■ Data shown:

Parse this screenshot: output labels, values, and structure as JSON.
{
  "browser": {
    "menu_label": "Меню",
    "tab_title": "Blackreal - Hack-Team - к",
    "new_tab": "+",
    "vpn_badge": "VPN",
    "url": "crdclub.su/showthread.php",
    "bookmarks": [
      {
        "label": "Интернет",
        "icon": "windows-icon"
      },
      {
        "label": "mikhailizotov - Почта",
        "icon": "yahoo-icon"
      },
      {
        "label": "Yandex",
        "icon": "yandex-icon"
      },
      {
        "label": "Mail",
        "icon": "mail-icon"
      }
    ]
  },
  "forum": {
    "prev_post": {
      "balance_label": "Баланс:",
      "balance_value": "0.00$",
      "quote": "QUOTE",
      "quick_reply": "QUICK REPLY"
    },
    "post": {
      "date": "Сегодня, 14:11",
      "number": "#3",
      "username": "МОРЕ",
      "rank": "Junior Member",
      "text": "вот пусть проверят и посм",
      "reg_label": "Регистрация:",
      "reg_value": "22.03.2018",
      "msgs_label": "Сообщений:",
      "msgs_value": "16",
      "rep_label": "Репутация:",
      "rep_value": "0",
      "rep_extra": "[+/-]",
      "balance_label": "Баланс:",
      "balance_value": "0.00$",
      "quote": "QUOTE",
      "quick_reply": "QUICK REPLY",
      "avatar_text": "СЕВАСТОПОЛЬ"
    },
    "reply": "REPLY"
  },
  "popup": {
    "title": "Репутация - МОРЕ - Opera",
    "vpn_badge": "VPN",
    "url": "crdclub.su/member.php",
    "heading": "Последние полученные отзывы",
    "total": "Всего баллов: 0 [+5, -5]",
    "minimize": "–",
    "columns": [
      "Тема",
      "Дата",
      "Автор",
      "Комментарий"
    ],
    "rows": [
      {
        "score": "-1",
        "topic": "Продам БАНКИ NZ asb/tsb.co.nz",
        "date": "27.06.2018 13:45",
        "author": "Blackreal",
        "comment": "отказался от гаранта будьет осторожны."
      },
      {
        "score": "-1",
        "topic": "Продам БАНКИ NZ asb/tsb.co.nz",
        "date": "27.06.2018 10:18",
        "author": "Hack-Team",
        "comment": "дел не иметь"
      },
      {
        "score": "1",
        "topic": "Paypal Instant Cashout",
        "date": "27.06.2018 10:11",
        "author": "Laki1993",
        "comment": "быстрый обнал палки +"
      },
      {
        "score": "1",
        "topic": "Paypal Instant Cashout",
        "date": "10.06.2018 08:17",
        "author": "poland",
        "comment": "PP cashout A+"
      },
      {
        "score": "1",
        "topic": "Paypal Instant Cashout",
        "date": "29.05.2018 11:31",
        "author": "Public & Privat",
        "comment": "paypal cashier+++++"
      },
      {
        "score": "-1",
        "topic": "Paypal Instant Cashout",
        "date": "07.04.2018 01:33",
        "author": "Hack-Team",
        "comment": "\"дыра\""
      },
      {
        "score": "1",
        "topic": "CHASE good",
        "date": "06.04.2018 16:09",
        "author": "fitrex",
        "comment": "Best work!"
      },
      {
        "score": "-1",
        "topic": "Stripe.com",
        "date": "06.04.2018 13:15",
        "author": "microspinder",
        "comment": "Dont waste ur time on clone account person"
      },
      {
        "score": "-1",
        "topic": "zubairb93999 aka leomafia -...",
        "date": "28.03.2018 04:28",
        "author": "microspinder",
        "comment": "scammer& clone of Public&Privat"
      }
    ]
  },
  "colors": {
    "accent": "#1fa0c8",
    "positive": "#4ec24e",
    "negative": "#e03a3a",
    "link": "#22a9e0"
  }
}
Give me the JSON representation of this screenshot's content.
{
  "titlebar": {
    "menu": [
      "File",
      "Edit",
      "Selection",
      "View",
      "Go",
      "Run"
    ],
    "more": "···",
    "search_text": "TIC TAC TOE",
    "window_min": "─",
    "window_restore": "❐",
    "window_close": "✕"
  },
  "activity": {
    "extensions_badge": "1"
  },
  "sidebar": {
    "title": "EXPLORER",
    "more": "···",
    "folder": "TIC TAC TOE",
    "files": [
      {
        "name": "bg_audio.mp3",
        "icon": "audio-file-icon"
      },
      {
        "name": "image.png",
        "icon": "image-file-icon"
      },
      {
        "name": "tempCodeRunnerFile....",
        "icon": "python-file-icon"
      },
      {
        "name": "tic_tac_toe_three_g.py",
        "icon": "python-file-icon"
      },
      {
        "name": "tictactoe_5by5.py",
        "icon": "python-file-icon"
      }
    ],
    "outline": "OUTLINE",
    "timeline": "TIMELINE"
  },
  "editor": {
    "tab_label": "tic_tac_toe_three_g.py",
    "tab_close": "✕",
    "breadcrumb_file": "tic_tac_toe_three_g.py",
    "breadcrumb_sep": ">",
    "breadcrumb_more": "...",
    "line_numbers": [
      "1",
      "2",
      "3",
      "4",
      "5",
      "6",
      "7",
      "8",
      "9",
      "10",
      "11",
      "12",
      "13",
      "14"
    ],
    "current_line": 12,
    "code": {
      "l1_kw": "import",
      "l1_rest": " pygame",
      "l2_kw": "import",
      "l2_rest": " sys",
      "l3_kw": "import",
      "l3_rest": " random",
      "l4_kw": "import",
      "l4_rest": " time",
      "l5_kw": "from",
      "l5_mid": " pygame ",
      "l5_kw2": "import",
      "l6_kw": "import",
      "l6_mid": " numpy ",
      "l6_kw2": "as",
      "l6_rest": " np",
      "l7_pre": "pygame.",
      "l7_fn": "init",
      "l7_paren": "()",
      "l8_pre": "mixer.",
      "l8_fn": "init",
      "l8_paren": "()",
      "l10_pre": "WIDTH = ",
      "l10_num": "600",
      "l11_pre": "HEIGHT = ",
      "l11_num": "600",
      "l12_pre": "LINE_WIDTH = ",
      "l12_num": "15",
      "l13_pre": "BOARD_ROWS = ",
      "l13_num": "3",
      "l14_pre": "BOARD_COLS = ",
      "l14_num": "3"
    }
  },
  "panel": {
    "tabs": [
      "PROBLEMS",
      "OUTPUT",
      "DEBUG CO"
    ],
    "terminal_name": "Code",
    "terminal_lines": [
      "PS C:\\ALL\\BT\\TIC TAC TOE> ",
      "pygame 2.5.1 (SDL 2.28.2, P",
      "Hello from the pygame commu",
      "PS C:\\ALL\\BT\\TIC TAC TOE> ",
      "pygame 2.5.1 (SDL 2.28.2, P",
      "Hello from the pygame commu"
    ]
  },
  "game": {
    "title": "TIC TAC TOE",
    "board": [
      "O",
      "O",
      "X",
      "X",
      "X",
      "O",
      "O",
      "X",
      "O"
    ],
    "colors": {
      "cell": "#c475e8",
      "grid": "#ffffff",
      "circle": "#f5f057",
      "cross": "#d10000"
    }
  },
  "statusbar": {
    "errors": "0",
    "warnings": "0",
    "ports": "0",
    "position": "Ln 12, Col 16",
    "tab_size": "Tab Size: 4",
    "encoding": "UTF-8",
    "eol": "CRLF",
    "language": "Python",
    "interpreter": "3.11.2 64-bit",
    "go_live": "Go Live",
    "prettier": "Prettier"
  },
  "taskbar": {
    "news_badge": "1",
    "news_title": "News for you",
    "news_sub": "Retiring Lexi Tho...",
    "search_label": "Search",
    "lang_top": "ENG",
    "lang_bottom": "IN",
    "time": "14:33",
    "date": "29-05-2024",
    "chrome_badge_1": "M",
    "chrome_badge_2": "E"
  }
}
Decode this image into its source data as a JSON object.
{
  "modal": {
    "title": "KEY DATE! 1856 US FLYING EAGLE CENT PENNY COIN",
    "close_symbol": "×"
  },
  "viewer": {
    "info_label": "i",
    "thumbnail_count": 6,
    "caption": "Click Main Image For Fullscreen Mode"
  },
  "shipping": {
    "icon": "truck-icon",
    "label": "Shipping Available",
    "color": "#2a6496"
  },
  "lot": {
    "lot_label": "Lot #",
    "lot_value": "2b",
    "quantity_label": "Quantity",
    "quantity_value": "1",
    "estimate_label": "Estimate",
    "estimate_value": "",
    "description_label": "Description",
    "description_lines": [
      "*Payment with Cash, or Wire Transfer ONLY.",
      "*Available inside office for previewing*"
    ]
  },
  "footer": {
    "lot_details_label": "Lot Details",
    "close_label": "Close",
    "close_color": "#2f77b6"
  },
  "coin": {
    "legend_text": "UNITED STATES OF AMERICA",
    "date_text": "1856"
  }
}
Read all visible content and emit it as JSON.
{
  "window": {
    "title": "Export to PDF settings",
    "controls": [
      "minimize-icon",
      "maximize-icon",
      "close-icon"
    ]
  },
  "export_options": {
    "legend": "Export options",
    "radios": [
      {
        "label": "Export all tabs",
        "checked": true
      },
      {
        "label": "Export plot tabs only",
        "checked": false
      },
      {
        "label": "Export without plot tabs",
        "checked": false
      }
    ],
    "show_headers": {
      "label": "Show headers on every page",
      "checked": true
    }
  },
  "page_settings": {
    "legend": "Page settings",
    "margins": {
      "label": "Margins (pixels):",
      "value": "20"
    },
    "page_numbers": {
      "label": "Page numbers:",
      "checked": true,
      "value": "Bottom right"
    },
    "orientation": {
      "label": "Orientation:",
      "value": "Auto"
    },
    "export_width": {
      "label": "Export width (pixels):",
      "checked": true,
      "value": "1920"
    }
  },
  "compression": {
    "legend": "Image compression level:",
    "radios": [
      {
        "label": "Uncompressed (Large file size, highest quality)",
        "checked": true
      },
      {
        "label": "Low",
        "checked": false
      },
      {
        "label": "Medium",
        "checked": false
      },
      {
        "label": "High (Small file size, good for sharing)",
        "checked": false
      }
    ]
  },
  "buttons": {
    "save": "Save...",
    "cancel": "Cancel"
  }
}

■ Required work: Using the records given above, list every line that includes the word "this".

■ Response:
Parse this screenshot: output labels, values, and structure as JSON.
Give me the JSON representation of this screenshot's content.
Decode this image into its source data as a JSON object.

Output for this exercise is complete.